Gather up every line from the entries below that uses the word "Technology".

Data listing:
┄┄┄┄┄┄┄┄┄┄┄┄┄┄┄┄┄┄┄┄

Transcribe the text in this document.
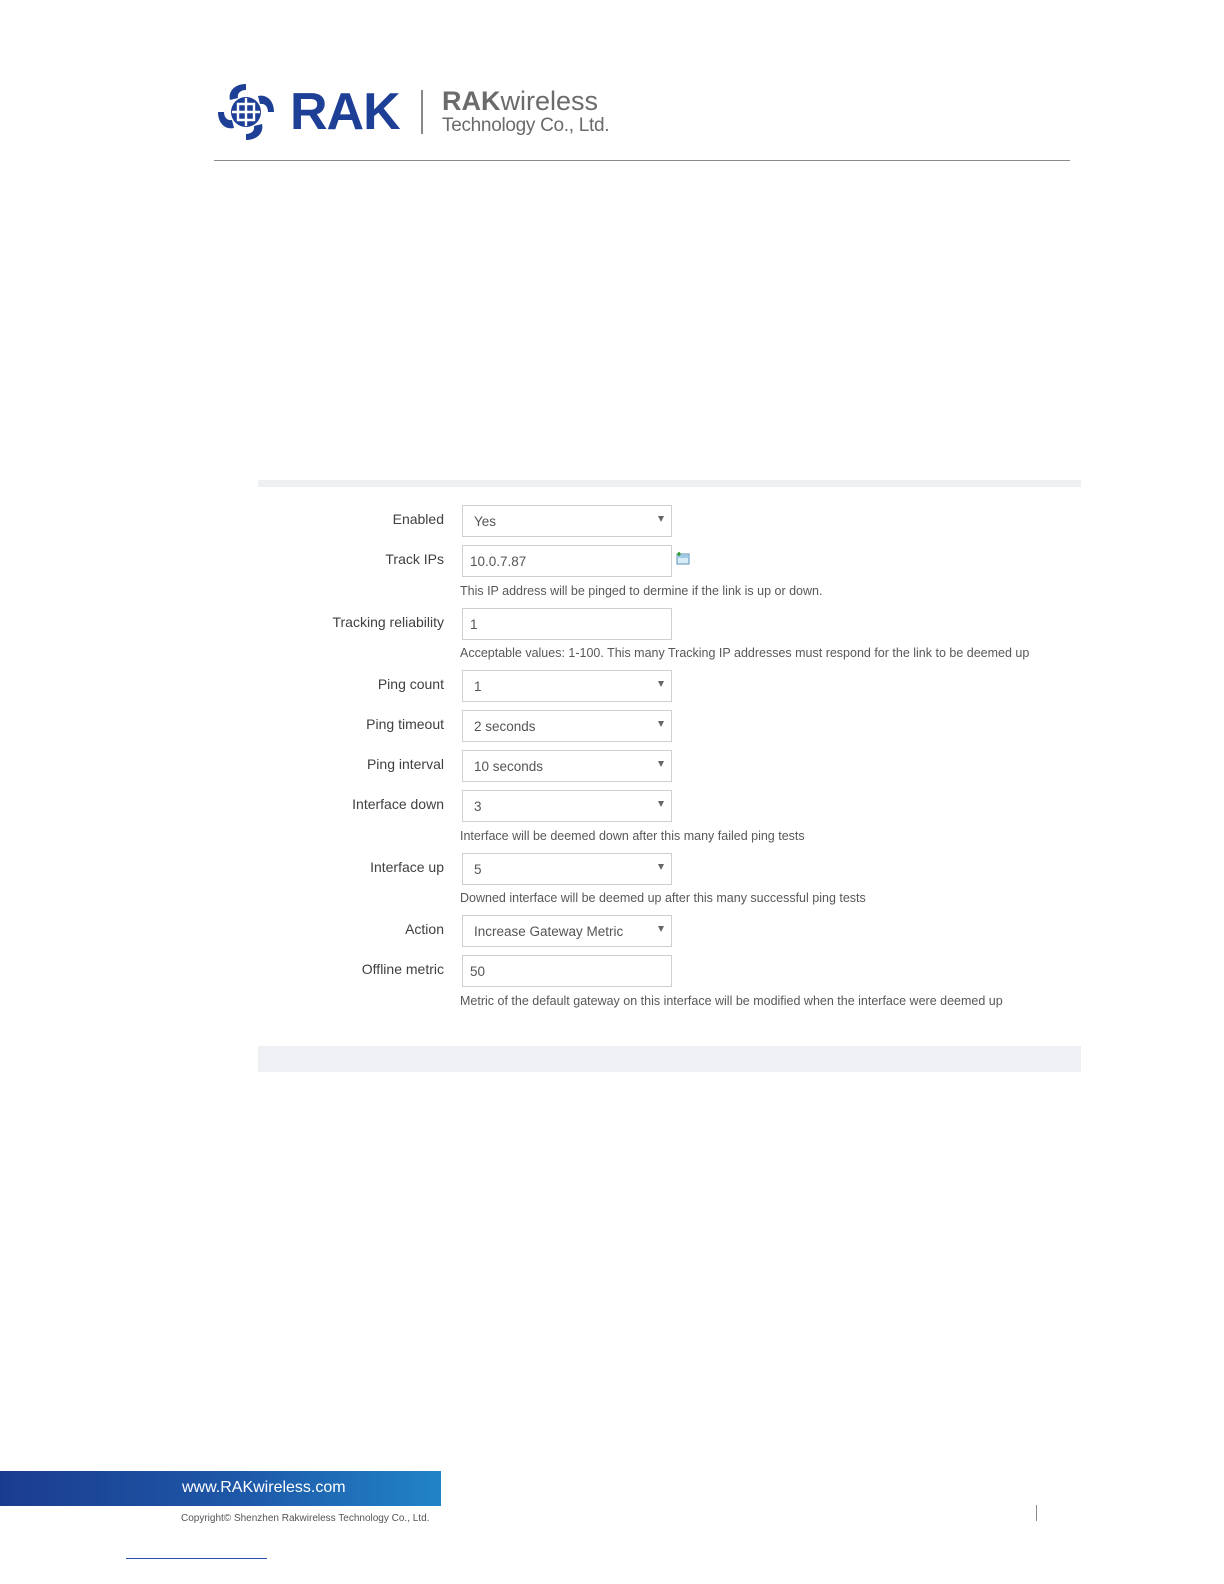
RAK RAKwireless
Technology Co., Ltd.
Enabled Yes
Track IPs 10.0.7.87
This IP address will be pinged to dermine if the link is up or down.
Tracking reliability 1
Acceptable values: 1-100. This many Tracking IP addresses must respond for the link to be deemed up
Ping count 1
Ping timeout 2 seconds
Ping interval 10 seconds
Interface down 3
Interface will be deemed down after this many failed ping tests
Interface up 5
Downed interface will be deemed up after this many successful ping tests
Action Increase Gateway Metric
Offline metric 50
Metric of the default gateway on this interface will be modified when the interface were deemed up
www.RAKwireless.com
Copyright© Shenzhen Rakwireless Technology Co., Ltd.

┄┄┄┄┄┄┄┄┄┄┄┄┄┄┄┄┄┄┄┄

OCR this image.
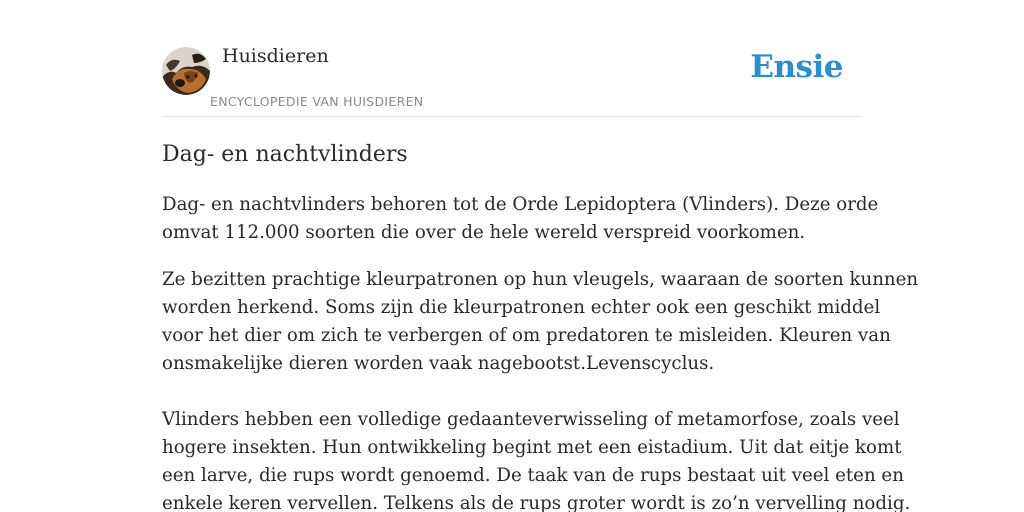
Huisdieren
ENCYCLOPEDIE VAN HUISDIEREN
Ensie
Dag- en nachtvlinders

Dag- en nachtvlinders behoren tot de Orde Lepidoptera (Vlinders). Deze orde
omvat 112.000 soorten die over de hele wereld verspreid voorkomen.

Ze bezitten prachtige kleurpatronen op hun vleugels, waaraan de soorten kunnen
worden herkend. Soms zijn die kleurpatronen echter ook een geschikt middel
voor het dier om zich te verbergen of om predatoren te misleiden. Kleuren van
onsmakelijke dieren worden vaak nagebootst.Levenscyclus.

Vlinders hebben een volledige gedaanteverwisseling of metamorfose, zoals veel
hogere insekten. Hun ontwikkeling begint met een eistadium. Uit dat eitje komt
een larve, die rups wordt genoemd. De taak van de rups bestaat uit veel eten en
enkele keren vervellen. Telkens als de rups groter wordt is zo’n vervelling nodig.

┄┄┄┄┄┄┄┄┄┄┄┄┄┄┄┄┄┄┄┄

- [THE RESPONSE]:
Technology Co., Ltd.
Copyright© Shenzhen Rakwireless Technology Co., Ltd.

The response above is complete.